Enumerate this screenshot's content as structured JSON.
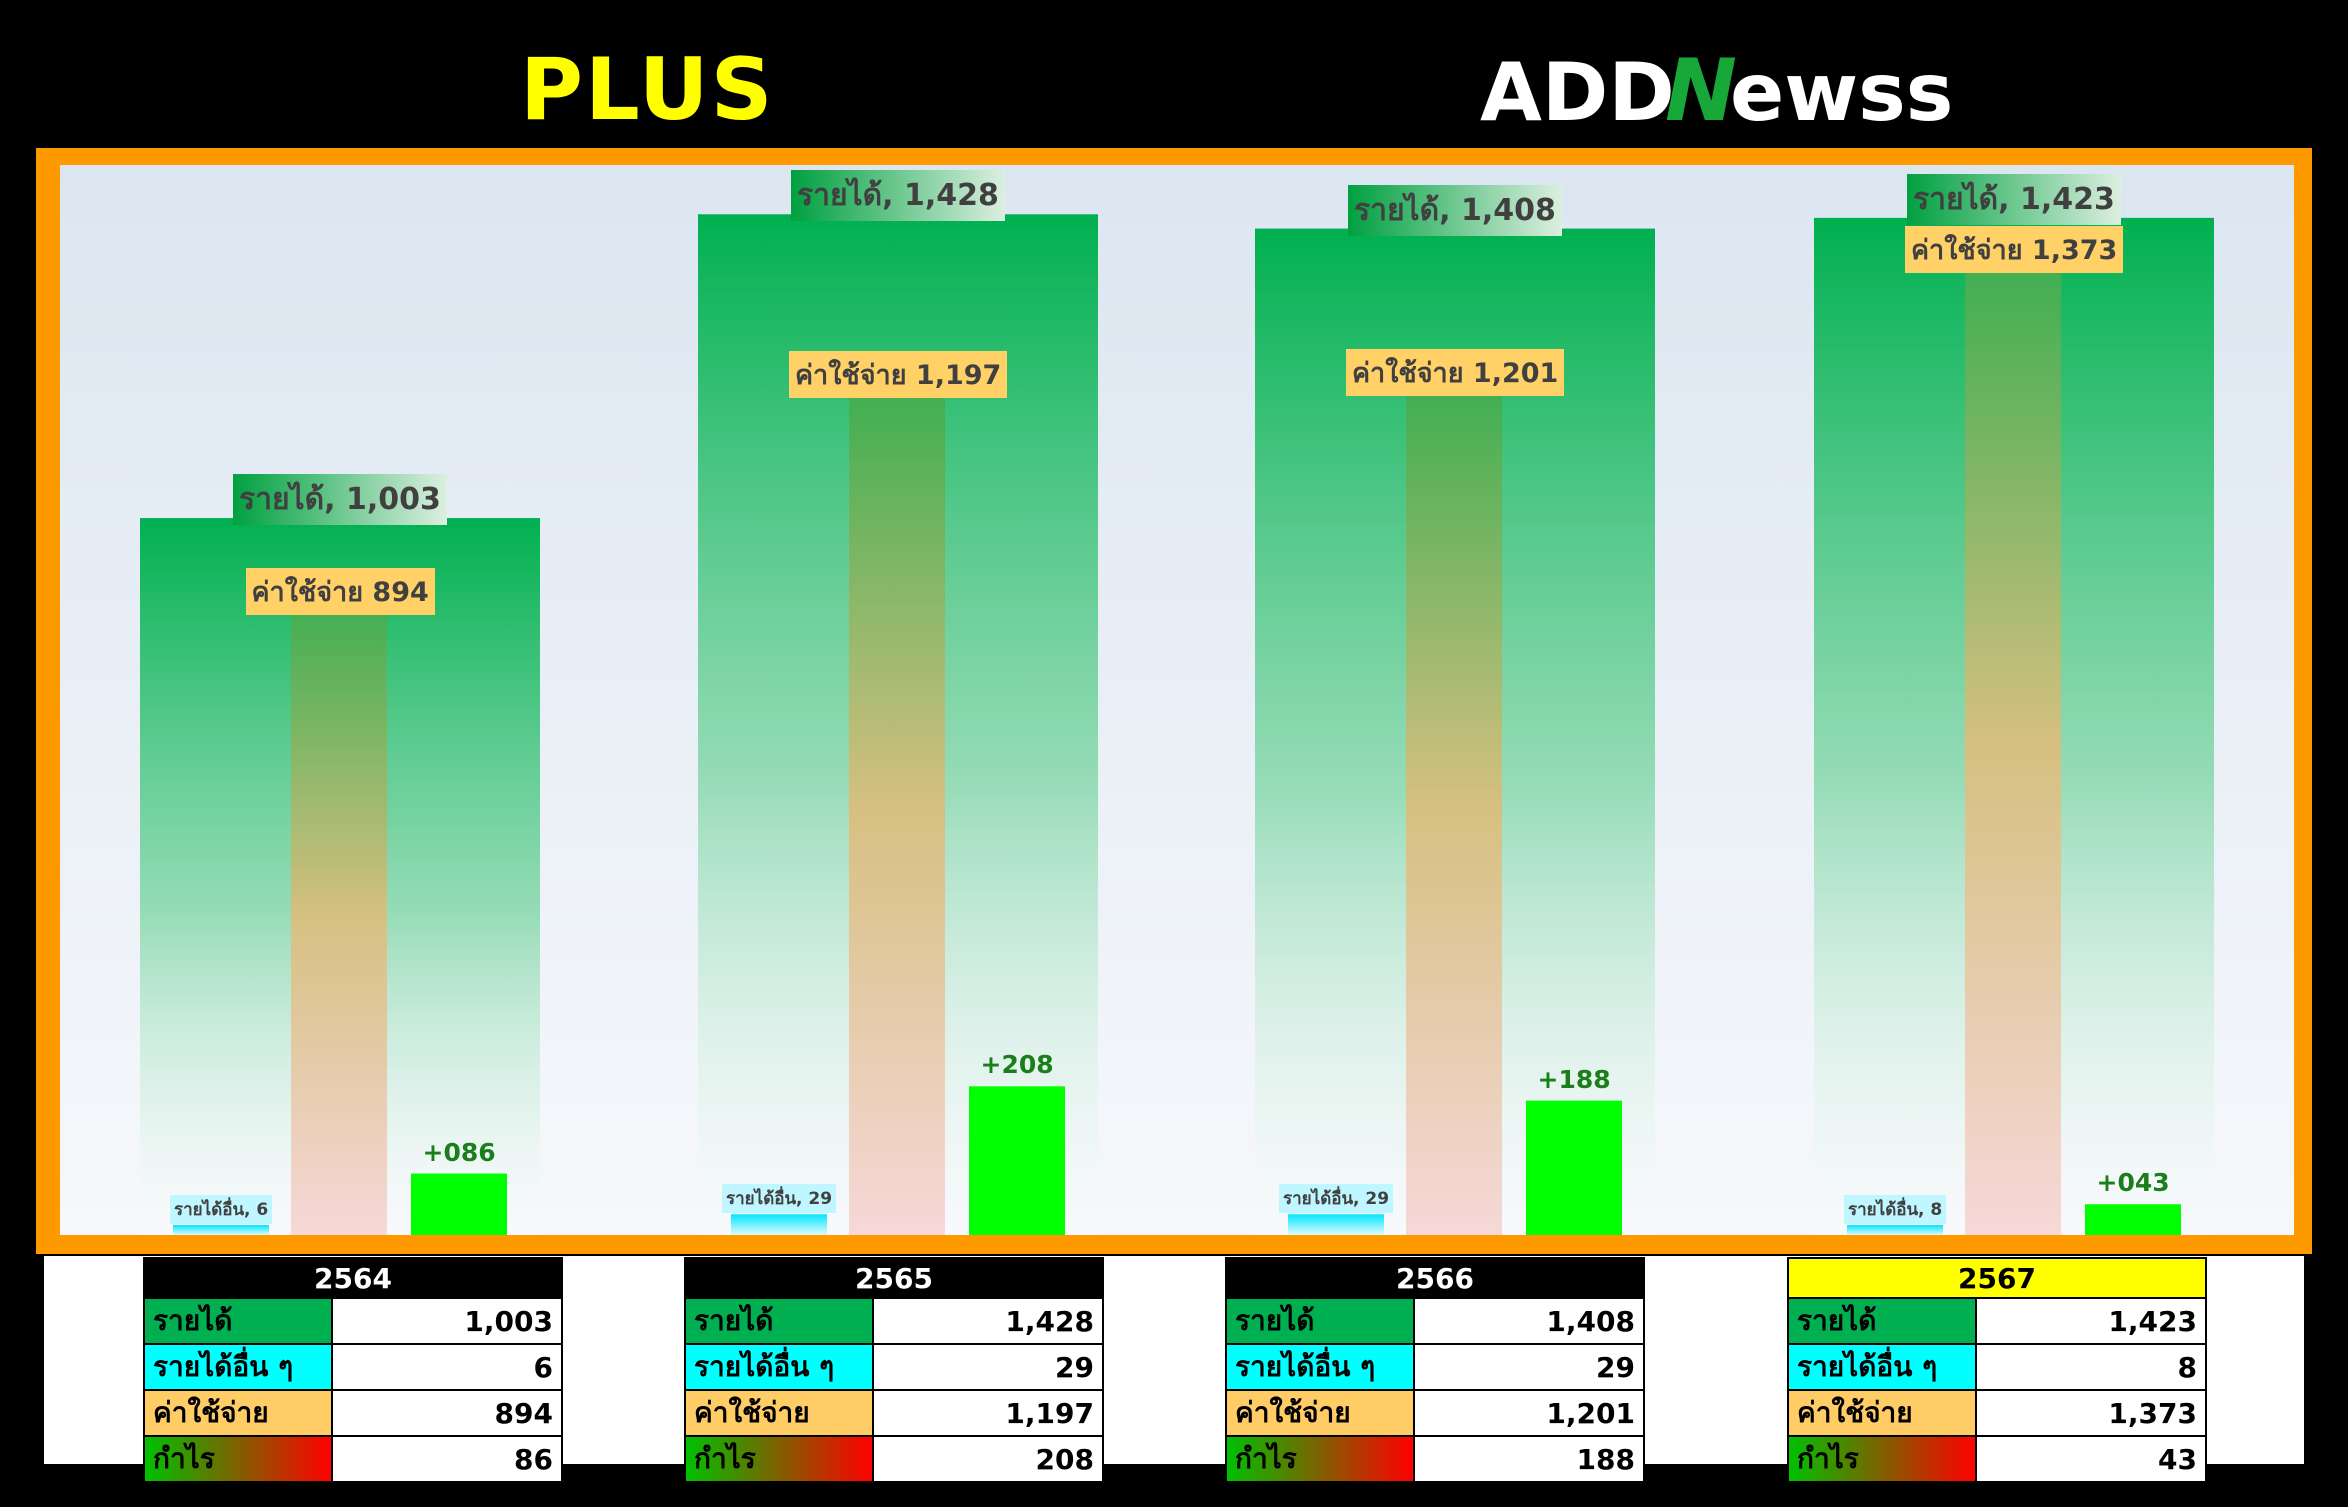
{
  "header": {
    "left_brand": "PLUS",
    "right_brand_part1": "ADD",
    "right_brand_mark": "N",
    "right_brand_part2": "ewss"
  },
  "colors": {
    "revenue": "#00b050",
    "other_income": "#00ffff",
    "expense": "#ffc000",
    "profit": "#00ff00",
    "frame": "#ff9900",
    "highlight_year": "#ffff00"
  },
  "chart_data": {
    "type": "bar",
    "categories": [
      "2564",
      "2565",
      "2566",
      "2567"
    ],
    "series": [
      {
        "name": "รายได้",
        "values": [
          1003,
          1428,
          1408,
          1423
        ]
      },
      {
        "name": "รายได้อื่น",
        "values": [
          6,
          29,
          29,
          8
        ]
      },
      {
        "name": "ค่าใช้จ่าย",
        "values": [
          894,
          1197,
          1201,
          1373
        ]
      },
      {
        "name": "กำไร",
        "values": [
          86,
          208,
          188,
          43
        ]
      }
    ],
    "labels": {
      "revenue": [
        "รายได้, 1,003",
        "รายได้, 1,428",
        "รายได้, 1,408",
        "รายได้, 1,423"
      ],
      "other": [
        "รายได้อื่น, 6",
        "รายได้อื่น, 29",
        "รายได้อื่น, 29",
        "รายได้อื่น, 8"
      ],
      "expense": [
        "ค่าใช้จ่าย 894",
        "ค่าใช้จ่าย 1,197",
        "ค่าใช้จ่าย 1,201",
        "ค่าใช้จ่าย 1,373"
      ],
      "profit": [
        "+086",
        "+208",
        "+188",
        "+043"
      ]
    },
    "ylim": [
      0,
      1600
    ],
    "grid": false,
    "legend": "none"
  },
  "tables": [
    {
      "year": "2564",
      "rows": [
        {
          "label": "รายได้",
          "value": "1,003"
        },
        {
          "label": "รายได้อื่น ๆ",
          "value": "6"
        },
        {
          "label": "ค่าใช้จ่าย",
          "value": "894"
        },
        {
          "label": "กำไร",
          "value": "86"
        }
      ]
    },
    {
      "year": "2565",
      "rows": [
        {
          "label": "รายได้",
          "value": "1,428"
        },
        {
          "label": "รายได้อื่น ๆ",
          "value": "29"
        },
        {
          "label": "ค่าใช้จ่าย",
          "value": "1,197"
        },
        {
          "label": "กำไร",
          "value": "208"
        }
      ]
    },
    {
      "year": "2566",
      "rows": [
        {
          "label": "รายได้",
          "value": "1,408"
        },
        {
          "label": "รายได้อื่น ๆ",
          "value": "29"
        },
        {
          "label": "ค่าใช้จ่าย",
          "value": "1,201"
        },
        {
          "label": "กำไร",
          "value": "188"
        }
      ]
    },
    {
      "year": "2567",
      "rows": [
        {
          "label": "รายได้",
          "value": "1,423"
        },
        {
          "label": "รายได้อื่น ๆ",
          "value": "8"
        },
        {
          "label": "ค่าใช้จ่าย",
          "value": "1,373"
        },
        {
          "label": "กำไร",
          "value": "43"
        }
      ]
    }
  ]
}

---*---

Show all lines in the entries above where the string "name" appears.

        "name": "รายได้",
        "name": "รายได้อื่น",
        "name": "ค่าใช้จ่าย",
        "name": "กำไร",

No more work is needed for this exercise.